- [Provided records]:
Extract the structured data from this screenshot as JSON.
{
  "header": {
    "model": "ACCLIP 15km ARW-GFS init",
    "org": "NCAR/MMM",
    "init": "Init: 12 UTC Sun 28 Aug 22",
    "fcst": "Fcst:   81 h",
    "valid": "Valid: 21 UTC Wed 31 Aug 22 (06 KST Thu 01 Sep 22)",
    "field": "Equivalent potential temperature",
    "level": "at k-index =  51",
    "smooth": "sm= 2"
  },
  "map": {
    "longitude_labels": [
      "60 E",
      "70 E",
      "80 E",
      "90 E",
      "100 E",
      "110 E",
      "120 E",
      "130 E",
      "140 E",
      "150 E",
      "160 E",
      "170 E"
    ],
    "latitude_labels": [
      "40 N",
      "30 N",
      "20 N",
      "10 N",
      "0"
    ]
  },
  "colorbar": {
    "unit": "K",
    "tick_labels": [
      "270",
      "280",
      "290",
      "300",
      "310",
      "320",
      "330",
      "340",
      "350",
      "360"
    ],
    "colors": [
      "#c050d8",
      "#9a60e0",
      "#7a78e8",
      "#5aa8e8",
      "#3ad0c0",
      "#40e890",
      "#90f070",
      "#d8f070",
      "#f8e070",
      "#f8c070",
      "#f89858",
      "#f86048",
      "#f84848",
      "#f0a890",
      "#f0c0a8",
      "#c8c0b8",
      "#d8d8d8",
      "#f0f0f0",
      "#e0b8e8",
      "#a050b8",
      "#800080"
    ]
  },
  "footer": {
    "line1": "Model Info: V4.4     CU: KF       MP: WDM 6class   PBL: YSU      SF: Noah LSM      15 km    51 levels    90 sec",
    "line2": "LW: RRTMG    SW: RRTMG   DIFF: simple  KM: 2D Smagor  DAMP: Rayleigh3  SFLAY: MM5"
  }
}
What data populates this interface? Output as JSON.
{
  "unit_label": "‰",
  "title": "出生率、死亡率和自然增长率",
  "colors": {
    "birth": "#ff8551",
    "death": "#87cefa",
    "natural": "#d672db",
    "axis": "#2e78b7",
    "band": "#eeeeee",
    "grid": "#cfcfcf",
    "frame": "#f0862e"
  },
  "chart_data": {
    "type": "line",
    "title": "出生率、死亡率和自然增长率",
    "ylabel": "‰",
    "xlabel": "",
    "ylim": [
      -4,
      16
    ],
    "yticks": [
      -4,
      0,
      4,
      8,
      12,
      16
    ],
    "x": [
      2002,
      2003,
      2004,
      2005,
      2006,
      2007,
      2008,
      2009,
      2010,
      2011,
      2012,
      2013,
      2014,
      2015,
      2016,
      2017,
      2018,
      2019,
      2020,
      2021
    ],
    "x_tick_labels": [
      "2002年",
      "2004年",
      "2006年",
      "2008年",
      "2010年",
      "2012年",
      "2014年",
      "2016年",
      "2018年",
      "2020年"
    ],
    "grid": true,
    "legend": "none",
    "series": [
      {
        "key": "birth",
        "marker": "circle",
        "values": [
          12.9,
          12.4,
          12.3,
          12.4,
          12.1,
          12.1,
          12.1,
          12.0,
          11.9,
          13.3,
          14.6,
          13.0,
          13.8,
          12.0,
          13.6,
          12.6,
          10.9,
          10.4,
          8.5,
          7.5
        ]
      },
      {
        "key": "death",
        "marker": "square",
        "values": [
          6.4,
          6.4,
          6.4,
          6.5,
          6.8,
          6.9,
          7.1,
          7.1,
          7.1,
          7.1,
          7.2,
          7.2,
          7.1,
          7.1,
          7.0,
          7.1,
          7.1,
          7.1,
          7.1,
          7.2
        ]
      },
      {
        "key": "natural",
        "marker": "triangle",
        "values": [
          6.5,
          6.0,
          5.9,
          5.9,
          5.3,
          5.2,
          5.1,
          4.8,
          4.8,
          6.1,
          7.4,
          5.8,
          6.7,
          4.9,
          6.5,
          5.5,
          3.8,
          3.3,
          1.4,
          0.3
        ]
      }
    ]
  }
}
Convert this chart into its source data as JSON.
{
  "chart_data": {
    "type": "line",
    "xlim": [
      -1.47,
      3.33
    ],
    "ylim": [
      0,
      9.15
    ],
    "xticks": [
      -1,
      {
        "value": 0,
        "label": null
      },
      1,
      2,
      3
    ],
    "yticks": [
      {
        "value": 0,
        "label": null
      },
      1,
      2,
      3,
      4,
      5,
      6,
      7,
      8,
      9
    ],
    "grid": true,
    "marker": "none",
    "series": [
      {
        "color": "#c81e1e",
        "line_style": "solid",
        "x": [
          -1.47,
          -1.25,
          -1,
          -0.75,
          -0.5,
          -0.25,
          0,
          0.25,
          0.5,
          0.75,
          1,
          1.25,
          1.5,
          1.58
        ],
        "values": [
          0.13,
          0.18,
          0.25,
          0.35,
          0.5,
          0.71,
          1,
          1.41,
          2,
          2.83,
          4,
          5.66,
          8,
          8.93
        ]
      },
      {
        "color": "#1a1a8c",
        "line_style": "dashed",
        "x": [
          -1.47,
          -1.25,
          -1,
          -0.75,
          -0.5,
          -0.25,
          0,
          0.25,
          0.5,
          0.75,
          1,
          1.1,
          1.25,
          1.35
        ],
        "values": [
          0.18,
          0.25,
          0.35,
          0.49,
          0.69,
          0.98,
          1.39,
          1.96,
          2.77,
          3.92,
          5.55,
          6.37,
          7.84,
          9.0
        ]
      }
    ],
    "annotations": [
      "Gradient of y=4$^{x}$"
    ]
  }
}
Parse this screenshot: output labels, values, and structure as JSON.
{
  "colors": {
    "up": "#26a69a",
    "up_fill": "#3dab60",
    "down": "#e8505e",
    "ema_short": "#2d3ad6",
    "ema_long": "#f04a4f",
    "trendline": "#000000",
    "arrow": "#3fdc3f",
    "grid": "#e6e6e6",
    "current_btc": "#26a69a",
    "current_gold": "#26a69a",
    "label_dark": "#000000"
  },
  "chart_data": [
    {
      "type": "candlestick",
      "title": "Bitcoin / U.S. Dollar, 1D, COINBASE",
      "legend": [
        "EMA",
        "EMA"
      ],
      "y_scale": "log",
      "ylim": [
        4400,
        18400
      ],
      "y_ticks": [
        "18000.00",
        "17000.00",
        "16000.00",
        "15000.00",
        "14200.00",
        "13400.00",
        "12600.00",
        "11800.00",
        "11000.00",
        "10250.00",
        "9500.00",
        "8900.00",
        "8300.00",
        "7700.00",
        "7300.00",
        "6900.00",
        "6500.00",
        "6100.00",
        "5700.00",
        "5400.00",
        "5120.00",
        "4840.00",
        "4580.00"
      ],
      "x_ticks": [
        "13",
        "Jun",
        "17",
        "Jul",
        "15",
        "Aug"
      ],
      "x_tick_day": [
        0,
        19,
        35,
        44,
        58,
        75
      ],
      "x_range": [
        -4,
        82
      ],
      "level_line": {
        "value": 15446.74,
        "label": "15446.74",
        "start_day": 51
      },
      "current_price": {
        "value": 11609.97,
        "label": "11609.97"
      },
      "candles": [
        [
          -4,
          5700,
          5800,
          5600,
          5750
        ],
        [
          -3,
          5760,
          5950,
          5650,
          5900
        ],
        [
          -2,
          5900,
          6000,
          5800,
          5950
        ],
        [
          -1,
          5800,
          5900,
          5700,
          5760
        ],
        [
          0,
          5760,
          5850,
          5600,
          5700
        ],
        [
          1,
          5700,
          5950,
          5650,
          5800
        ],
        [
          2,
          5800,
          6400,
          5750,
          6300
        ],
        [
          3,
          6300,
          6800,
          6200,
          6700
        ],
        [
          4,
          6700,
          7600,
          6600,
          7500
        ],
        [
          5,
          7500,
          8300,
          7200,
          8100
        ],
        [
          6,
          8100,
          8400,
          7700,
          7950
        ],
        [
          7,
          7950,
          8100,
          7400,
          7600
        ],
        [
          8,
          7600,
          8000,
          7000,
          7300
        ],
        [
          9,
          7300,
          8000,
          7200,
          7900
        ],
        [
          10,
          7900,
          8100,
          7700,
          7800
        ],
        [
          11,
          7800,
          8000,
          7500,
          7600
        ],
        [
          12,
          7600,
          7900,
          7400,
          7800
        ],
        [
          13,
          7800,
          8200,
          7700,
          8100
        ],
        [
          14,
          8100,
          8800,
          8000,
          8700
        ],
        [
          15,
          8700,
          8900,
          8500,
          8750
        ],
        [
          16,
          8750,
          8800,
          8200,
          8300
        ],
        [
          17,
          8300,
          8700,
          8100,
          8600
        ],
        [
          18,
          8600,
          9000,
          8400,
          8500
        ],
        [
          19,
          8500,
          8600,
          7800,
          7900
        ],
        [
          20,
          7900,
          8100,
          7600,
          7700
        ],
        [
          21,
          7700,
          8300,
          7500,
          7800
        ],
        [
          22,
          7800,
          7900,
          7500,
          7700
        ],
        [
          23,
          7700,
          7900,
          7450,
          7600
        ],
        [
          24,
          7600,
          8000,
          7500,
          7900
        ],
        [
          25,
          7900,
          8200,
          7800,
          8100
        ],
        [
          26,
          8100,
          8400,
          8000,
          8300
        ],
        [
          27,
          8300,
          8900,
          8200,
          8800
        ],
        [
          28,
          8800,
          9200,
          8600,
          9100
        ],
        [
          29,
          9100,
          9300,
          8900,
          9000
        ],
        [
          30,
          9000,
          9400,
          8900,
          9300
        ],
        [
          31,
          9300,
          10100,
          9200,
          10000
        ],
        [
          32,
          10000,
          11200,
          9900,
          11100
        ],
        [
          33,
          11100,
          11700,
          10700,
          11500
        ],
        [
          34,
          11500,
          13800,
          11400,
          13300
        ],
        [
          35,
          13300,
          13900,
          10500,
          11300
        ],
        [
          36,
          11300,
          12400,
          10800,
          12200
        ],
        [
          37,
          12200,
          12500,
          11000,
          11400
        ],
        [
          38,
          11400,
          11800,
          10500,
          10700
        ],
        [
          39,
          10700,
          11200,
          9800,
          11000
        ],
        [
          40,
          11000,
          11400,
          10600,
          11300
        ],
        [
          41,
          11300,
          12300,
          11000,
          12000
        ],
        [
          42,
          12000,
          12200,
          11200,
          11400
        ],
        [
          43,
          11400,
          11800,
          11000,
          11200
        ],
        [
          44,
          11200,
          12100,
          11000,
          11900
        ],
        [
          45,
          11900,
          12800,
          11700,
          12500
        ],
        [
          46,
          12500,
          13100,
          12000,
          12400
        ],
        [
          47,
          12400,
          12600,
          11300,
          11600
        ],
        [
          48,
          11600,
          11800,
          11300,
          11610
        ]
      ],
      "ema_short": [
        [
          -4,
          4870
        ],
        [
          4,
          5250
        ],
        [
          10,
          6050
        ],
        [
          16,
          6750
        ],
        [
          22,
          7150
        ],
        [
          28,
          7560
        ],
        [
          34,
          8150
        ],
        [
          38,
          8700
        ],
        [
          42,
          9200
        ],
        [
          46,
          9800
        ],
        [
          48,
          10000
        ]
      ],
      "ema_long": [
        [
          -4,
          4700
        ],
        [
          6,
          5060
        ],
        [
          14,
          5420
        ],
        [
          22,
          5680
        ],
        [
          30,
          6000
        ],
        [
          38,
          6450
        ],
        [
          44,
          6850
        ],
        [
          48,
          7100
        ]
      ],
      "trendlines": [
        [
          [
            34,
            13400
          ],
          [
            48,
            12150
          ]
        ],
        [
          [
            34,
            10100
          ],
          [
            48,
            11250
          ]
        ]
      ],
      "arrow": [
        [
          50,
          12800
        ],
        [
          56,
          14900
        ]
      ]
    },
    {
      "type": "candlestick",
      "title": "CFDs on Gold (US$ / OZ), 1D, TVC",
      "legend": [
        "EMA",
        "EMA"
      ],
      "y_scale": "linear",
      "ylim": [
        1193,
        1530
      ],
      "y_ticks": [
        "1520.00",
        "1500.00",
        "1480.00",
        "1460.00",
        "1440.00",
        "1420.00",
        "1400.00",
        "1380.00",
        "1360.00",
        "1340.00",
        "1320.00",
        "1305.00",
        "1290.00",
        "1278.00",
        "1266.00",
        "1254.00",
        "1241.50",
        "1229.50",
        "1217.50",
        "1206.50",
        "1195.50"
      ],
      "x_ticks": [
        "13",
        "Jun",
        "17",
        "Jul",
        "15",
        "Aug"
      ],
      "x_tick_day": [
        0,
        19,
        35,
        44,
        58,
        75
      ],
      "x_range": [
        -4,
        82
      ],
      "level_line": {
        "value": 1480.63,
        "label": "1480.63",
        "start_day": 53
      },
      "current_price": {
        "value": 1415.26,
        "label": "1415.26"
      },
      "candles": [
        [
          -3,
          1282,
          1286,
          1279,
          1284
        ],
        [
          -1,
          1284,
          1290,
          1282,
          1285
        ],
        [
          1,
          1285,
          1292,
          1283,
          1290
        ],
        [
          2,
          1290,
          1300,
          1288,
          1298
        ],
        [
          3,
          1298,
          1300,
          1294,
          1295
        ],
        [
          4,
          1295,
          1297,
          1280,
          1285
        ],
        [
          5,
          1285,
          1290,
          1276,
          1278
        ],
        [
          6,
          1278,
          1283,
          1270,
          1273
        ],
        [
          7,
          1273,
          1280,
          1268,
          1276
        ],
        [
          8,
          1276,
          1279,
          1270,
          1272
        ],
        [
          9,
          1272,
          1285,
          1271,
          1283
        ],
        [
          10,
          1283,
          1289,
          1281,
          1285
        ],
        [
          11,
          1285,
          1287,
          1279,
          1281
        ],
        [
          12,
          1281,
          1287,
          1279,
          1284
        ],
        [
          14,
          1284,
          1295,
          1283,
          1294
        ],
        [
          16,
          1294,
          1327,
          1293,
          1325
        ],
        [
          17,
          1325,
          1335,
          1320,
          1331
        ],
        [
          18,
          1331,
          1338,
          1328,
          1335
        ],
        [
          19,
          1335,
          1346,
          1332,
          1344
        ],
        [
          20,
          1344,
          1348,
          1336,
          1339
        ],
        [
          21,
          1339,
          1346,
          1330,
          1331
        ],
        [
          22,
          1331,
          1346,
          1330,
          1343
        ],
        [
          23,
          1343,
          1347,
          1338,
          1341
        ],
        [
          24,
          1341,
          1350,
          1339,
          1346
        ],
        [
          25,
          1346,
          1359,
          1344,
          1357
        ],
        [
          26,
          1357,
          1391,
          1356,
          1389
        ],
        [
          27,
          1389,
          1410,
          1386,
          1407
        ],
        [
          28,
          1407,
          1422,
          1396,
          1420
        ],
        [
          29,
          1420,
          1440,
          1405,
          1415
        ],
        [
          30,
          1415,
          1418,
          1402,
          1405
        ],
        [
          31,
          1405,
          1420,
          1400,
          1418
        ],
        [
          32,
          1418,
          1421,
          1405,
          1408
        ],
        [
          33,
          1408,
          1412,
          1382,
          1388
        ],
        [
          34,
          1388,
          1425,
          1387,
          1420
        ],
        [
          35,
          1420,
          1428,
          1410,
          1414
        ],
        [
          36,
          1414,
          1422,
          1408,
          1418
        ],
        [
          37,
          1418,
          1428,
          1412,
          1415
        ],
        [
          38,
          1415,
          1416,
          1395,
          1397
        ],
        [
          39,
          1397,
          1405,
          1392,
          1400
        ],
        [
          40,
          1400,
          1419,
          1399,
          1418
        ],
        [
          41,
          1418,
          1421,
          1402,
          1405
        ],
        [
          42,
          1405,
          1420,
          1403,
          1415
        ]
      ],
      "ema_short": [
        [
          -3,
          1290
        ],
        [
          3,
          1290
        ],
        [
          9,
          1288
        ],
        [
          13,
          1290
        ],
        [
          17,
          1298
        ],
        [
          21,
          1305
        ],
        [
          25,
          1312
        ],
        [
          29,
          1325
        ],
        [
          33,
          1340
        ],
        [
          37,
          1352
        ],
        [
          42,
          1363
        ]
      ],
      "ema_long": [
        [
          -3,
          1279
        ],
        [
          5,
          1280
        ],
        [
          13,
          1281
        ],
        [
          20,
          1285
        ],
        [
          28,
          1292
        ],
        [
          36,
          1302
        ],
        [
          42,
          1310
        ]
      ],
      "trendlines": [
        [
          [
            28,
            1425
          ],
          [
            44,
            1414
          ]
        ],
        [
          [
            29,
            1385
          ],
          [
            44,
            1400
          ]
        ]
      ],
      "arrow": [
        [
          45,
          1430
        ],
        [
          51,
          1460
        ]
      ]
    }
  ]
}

- [Exercise brief]:
Using the listing above, show every line that includes the string "screenshot".

- [Result]:
Extract the structured data from this screenshot as JSON.
Parse this screenshot: output labels, values, and structure as JSON.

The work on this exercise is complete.